National Historic Site of Japan

The Hakone Barrier (箱根関, Hakone Seki) was a security checkpoint which was established by the Tokugawa Shogunate on the Tōkaidō highway connecting the capital of Edo with Kyoto in Edo period Japan. In 1923, the site was recognized as a National Historic Site.

==Overview==
The route of the ancient Tōkaidō highway connecting the Kansai region with the Kantō region of Japan passes through the Hakone Mountains, which forms a natural geographic chokepoint in the route. This was recognized from at least as early as the Nara period and there are indications that the Hakone Shrine was built in part to control the narrowest portion of this route. In the Heian period, Taira no Masakado dispatched troops to this location in anticipation of an invasion of government forces into the Kantō region during his revolt. Similarly, during the Jōkyū War of the Kamakura period Hōjō Yoshitoki ordered that a permanent garrison be based at the pass for similar reasons. During the Muromachi period, the jurisdiction over the pass came under the control of the Kamakura-fu and barriers were established mostly for purposes of taxation of travelers. Some of these barriers were temporary, as it is recorded that in 1380, a barrier was established for a three-year period to provide funding for the reconstruction of the temple of Engaku-ji in Kamakura. This practice continued into the Sengoku period, with control of the pass under the Late Hōjō clan.

Available data:

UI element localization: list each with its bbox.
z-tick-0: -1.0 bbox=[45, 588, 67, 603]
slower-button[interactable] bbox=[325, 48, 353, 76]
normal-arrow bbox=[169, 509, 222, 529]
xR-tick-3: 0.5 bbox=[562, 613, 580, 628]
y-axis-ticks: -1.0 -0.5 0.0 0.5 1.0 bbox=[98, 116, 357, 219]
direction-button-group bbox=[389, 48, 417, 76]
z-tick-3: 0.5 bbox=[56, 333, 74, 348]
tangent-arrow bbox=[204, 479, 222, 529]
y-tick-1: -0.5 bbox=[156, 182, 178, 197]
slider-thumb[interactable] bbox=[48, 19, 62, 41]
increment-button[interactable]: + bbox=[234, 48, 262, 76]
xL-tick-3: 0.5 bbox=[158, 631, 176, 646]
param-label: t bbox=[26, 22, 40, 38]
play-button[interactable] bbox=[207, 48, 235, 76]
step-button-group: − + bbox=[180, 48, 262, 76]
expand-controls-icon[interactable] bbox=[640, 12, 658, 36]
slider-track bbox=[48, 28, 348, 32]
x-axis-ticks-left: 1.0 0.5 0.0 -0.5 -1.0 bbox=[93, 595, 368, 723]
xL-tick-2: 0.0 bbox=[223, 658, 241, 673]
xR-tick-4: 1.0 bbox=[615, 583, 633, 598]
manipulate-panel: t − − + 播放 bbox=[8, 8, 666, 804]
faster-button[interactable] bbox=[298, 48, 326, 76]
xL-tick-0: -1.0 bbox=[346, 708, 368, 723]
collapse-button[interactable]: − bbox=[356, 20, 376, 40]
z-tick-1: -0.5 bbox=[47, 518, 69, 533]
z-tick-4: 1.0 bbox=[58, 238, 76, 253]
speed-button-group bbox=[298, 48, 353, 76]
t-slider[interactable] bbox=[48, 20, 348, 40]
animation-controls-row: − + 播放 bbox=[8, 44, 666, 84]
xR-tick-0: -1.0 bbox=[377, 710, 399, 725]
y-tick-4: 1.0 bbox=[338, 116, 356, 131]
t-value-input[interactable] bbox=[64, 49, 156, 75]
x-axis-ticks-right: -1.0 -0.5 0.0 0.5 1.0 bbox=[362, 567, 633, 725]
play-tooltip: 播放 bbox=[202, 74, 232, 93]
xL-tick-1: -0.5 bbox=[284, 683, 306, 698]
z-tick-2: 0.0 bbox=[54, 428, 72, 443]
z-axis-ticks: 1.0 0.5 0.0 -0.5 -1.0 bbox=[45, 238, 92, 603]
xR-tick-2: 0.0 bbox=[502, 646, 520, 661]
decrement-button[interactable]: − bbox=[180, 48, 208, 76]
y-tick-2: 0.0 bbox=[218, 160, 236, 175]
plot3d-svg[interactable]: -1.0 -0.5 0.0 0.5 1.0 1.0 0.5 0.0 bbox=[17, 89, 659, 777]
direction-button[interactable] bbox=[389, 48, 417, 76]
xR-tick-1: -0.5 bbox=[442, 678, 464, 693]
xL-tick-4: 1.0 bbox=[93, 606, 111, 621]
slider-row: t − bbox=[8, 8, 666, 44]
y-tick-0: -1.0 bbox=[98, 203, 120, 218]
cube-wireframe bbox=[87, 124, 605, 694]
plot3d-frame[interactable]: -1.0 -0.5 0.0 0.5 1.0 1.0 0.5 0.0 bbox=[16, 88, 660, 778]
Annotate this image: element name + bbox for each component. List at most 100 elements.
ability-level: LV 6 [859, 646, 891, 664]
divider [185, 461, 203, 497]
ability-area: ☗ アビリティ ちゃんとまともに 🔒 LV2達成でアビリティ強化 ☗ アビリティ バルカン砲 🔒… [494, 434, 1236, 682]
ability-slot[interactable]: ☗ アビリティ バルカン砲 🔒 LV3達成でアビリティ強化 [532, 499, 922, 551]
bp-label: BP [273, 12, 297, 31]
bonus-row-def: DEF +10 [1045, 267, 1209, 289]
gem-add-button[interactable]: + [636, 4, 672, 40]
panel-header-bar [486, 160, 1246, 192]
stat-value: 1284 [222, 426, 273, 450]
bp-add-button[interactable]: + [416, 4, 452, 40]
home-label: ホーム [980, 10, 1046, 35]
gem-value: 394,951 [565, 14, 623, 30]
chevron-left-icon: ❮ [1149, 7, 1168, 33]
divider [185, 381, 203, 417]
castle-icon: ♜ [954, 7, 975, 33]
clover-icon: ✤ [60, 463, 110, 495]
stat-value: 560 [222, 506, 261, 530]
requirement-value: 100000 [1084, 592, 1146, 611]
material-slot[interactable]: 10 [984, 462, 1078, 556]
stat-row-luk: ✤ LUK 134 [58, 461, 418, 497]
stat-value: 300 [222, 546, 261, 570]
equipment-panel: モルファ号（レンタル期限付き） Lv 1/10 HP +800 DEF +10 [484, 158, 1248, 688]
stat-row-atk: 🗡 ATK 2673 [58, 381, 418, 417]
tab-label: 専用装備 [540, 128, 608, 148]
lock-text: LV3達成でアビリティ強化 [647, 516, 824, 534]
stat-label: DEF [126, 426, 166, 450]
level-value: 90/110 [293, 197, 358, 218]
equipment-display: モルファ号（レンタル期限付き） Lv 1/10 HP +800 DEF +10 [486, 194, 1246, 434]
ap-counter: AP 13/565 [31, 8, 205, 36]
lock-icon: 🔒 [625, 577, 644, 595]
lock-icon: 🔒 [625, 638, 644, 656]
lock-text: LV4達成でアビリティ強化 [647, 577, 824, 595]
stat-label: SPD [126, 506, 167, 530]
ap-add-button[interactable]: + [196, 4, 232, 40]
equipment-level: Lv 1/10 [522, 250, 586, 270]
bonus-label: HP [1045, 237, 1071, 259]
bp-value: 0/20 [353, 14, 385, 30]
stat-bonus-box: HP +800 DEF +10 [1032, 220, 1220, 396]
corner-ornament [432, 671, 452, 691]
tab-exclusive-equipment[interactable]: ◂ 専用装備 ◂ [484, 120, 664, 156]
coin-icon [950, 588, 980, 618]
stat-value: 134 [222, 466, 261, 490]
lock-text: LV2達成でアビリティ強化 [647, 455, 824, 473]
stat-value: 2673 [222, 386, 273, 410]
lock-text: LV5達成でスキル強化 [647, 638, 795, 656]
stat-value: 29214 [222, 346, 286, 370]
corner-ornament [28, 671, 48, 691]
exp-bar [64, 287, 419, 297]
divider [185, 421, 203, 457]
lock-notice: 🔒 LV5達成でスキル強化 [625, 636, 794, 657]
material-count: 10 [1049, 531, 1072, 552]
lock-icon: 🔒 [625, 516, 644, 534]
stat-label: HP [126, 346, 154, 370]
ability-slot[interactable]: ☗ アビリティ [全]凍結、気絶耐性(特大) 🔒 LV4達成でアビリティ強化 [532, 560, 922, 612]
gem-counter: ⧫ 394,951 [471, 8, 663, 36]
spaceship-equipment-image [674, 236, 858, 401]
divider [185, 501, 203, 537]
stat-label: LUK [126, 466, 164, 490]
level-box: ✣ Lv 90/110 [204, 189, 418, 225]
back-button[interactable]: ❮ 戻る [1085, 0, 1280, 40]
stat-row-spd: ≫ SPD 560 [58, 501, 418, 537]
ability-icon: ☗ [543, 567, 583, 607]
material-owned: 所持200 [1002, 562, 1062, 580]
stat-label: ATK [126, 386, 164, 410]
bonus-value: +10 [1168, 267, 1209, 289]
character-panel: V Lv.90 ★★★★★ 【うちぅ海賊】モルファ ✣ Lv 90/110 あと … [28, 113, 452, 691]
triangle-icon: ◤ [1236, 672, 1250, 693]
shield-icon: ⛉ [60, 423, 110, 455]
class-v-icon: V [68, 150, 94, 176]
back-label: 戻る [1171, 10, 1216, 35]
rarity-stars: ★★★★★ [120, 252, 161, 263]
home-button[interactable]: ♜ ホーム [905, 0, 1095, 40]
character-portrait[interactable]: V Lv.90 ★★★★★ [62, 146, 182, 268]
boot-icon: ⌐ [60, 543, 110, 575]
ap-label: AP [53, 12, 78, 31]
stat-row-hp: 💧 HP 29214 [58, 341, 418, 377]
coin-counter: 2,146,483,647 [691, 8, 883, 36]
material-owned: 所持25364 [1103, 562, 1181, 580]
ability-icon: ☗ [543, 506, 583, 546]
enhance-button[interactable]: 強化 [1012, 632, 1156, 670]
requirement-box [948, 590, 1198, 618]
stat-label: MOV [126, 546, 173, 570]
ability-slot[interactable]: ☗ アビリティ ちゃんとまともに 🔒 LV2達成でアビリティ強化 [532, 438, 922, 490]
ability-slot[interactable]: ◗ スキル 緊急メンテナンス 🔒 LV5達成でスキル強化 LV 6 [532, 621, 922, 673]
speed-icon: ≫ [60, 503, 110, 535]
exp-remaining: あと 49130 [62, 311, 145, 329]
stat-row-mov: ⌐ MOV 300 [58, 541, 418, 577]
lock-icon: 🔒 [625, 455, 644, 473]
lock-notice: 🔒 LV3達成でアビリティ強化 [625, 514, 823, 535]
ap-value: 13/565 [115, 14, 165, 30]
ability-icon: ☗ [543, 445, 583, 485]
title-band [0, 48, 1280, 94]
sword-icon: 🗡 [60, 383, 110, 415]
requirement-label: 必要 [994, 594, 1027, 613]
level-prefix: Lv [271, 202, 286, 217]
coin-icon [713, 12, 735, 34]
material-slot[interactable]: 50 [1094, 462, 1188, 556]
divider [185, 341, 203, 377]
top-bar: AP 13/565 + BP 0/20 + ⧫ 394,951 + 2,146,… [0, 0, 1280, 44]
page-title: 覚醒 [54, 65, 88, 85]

Your instructions:
Continue the text about the Hakone Barrier from its last sentence. The records have nothing to do with what follows.

Written response:
After the establishment of the Tokugawa shogunate, the Hakone Pass was regarded as of key strategic importance in the outer defenses of Edo Castle. The shogunate built a new shukuba named Hakone-juku and relocated the site of the Hakone Barrier to the shore of Lake Ashi. For most of its existence, the barrier was operated for the shogunate by Odawara Domain. Physically, the barrier consisted of a pair of wooden gates on the highway, separated by a distance of 18 meters. The area in between the gates was flanked by buildings on both side, where travelers were required to submit their travel permits, goods were examined, and taxes were levied on commercial travelers with merchandise. However, the main purpose of the Hakone Barrier was security, especially the enforcement of the shogunate's regulations on transportation of weapons into Edo and the travel of women out of Edo. As the wives and families of the various daimyō were required to remain in Edo as hostages to the shogunate, this latter regulation was strictly enforced. Out of the staff of 20 people manning the barrier, several were women who performed a physical examination of female travelers to ensure that no woman of rank was attempting the leave the capital without permission.

The Hakone Barrier was abolished in 1869 by the new Meiji government along with all similar barriers around the country. The site of the Hakone Barrier was designated a National Historic Site in 1923, and a museum was opened in 1965. The site was excavated from 1999 to 2001, and a number of buildings were reconstructed based on the foundations discovered and mid-Edo period descriptions. The museum was remodeled in 2013.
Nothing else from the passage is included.